[DATA EXCERPTS]

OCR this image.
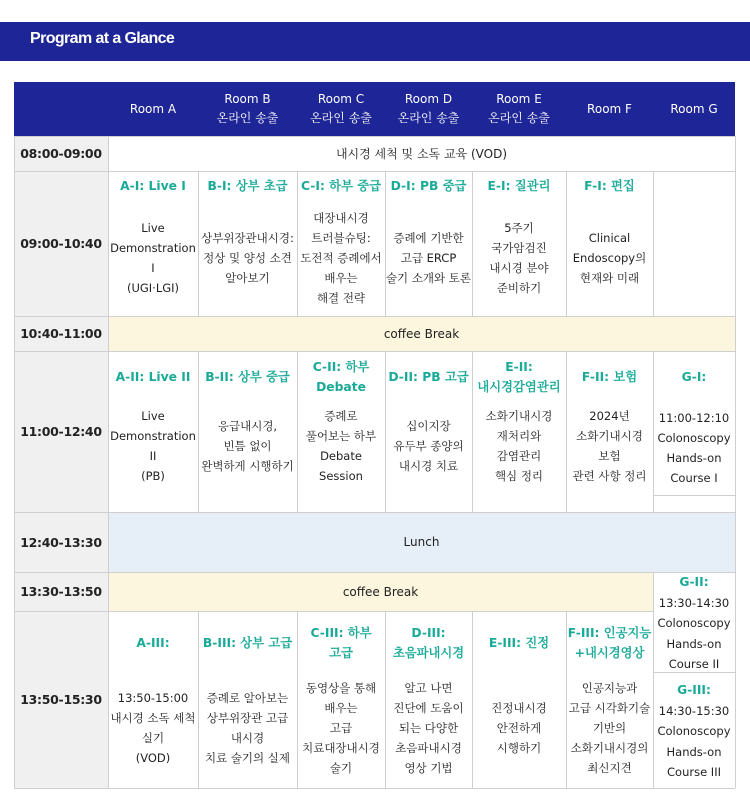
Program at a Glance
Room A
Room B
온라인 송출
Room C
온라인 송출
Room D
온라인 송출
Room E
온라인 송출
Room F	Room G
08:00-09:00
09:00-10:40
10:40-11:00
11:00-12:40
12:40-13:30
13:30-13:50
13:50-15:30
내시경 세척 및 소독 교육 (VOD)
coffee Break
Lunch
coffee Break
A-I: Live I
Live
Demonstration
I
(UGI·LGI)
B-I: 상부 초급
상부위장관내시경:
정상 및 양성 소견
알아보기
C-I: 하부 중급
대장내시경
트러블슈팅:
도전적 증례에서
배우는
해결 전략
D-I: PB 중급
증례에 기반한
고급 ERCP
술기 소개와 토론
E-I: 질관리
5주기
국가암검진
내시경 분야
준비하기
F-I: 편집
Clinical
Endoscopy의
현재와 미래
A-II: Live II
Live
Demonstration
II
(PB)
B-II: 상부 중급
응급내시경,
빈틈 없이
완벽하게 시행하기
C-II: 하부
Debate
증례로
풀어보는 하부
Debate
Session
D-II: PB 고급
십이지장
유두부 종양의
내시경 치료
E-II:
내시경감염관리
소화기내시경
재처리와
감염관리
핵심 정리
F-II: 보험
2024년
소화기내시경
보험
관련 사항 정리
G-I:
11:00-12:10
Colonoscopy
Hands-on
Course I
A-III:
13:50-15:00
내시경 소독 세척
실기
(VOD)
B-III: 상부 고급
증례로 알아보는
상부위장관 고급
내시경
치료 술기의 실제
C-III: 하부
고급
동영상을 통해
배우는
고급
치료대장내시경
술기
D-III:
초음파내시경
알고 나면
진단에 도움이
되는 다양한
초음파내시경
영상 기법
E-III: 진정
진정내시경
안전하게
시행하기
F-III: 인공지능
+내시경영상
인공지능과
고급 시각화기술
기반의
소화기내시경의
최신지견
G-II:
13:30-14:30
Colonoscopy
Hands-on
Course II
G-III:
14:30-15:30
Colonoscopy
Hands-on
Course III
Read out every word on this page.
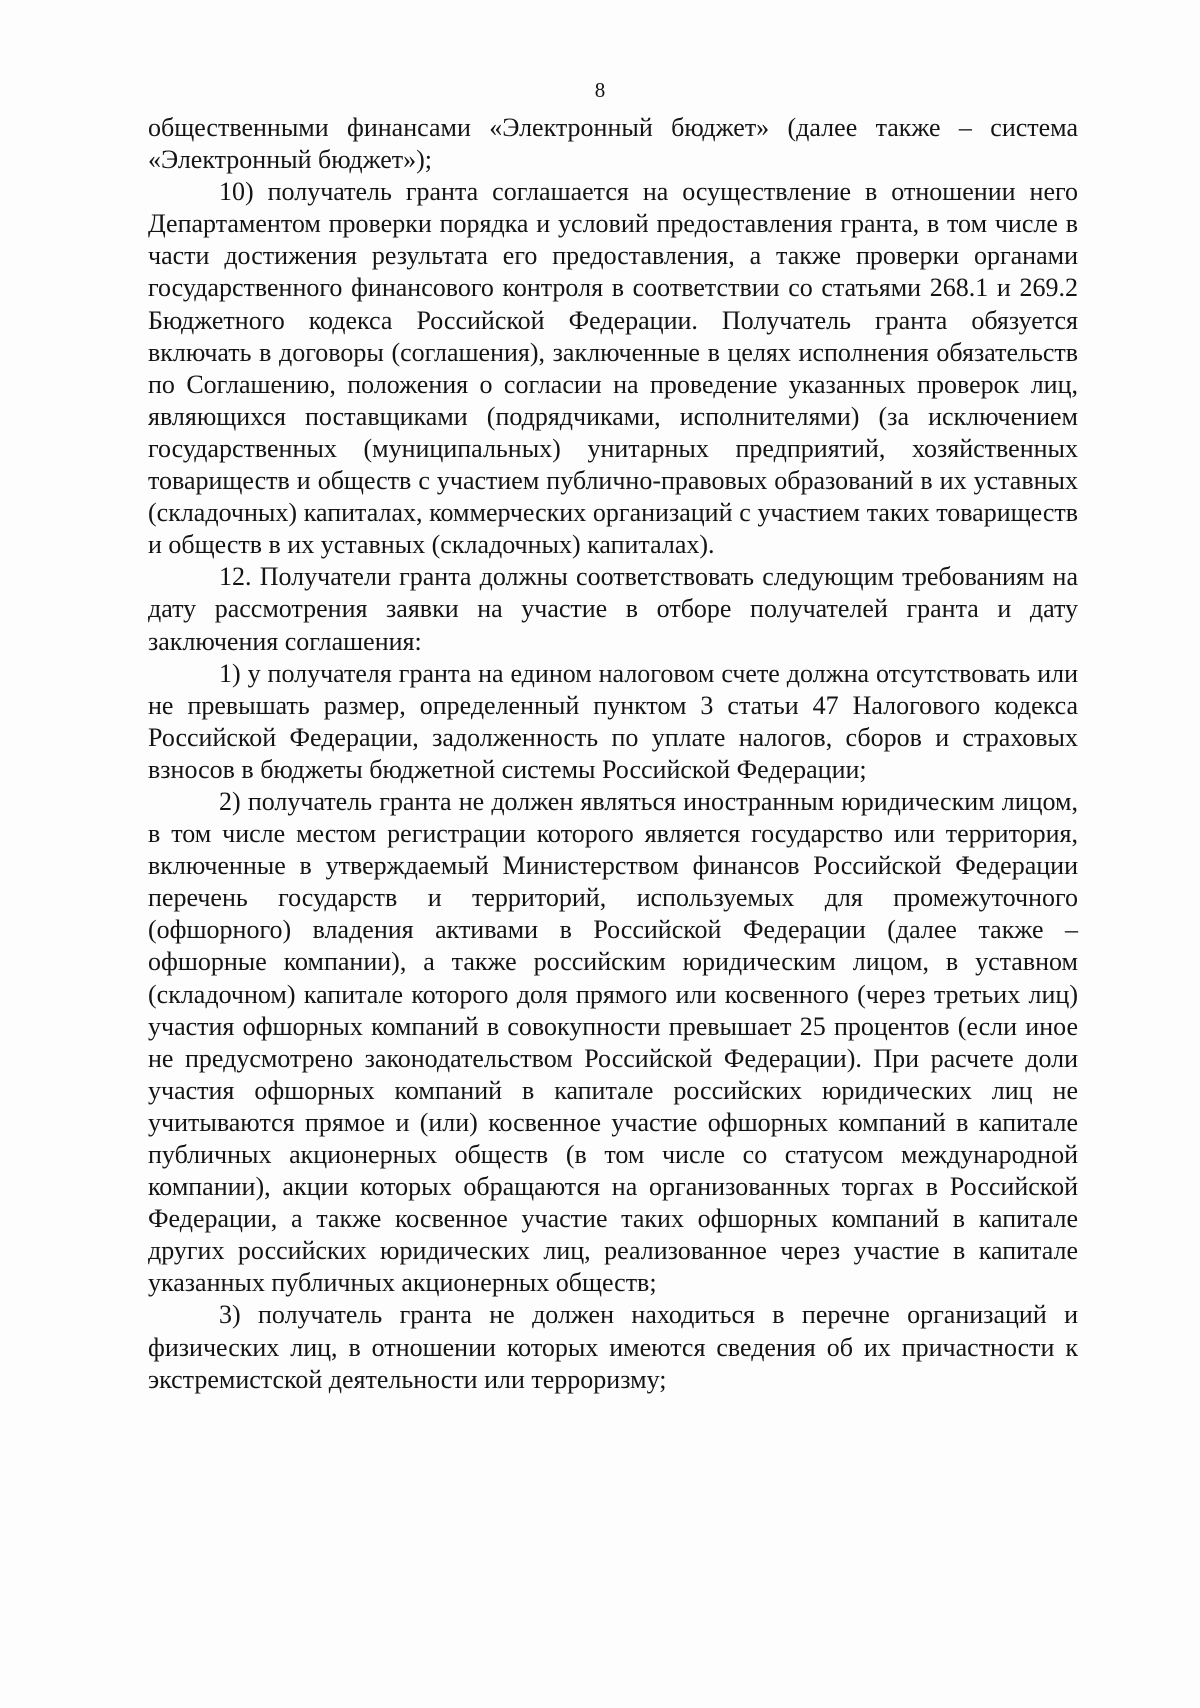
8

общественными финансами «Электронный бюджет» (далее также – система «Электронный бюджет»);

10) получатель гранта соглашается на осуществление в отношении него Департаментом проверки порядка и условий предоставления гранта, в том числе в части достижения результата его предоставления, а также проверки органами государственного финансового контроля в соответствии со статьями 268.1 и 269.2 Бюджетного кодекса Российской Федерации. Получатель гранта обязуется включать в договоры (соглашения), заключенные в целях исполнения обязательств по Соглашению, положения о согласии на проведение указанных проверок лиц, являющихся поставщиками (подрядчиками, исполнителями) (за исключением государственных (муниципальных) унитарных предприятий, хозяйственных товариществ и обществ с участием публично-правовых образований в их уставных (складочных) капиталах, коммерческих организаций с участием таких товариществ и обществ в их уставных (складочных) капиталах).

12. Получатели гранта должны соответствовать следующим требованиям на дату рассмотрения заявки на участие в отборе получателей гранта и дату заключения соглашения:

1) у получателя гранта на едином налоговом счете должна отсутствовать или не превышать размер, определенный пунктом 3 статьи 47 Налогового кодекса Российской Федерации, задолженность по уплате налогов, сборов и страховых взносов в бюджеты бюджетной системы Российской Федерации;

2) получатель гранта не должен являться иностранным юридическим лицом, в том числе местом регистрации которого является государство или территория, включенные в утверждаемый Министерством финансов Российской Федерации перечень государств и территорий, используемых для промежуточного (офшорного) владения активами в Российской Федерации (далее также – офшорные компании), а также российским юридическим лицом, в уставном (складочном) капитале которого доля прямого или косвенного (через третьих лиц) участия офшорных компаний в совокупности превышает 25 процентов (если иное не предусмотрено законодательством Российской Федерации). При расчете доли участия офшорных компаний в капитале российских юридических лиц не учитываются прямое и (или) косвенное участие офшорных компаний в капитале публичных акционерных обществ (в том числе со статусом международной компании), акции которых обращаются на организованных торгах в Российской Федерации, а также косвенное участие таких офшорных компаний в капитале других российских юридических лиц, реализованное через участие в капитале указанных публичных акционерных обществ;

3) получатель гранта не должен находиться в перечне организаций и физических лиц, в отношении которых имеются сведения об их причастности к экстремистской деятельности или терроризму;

[YOUR INSTRUCTIONS] Copy out each line exactly, without the pictures.

[ANSWER]
OCR this image.
Program at a Glance
Room A
Room B
온라인 송출
Room C
온라인 송출
Room D
온라인 송출
Room E
온라인 송출
Room F	Room G
08:00-09:00
09:00-10:40
10:40-11:00
11:00-12:40
12:40-13:30
13:30-13:50
13:50-15:30
내시경 세척 및 소독 교육 (VOD)
coffee Break
Lunch
coffee Break
A-I: Live I
Live
Demonstration
I
(UGI·LGI)
B-I: 상부 초급
상부위장관내시경:
정상 및 양성 소견
알아보기
C-I: 하부 중급
대장내시경
트러블슈팅:
도전적 증례에서
배우는
해결 전략
D-I: PB 중급
증례에 기반한
고급 ERCP
술기 소개와 토론
E-I: 질관리
5주기
국가암검진
내시경 분야
준비하기
F-I: 편집
Clinical
Endoscopy의
현재와 미래
A-II: Live II
Live
Demonstration
II
(PB)
B-II: 상부 중급
응급내시경,
빈틈 없이
완벽하게 시행하기
C-II: 하부
Debate
증례로
풀어보는 하부
Debate
Session
D-II: PB 고급
십이지장
유두부 종양의
내시경 치료
E-II:
내시경감염관리
소화기내시경
재처리와
감염관리
핵심 정리
F-II: 보험
2024년
소화기내시경
보험
관련 사항 정리
G-I:
11:00-12:10
Colonoscopy
Hands-on
Course I
A-III:
13:50-15:00
내시경 소독 세척
실기
(VOD)
B-III: 상부 고급
증례로 알아보는
상부위장관 고급
내시경
치료 술기의 실제
C-III: 하부
고급
동영상을 통해
배우는
고급
치료대장내시경
술기
D-III:
초음파내시경
알고 나면
진단에 도움이
되는 다양한
초음파내시경
영상 기법
E-III: 진정
진정내시경
안전하게
시행하기
F-III: 인공지능
+내시경영상
인공지능과
고급 시각화기술
기반의
소화기내시경의
최신지견
G-II:
13:30-14:30
Colonoscopy
Hands-on
Course II
G-III:
14:30-15:30
Colonoscopy
Hands-on
Course III
Read out every word on this page.
8

общественными финансами «Электронный бюджет» (далее также – система «Электронный бюджет»);

10) получатель гранта соглашается на осуществление в отношении него Департаментом проверки порядка и условий предоставления гранта, в том числе в части достижения результата его предоставления, а также проверки органами государственного финансового контроля в соответствии со статьями 268.1 и 269.2 Бюджетного кодекса Российской Федерации. Получатель гранта обязуется включать в договоры (соглашения), заключенные в целях исполнения обязательств по Соглашению, положения о согласии на проведение указанных проверок лиц, являющихся поставщиками (подрядчиками, исполнителями) (за исключением государственных (муниципальных) унитарных предприятий, хозяйственных товариществ и обществ с участием публично-правовых образований в их уставных (складочных) капиталах, коммерческих организаций с участием таких товариществ и обществ в их уставных (складочных) капиталах).

12. Получатели гранта должны соответствовать следующим требованиям на дату рассмотрения заявки на участие в отборе получателей гранта и дату заключения соглашения:

1) у получателя гранта на едином налоговом счете должна отсутствовать или не превышать размер, определенный пунктом 3 статьи 47 Налогового кодекса Российской Федерации, задолженность по уплате налогов, сборов и страховых взносов в бюджеты бюджетной системы Российской Федерации;

2) получатель гранта не должен являться иностранным юридическим лицом, в том числе местом регистрации которого является государство или территория, включенные в утверждаемый Министерством финансов Российской Федерации перечень государств и территорий, используемых для промежуточного (офшорного) владения активами в Российской Федерации (далее также – офшорные компании), а также российским юридическим лицом, в уставном (складочном) капитале которого доля прямого или косвенного (через третьих лиц) участия офшорных компаний в совокупности превышает 25 процентов (если иное не предусмотрено законодательством Российской Федерации). При расчете доли участия офшорных компаний в капитале российских юридических лиц не учитываются прямое и (или) косвенное участие офшорных компаний в капитале публичных акционерных обществ (в том числе со статусом международной компании), акции которых обращаются на организованных торгах в Российской Федерации, а также косвенное участие таких офшорных компаний в капитале других российских юридических лиц, реализованное через участие в капитале указанных публичных акционерных обществ;

3) получатель гранта не должен находиться в перечне организаций и физических лиц, в отношении которых имеются сведения об их причастности к экстремистской деятельности или терроризму;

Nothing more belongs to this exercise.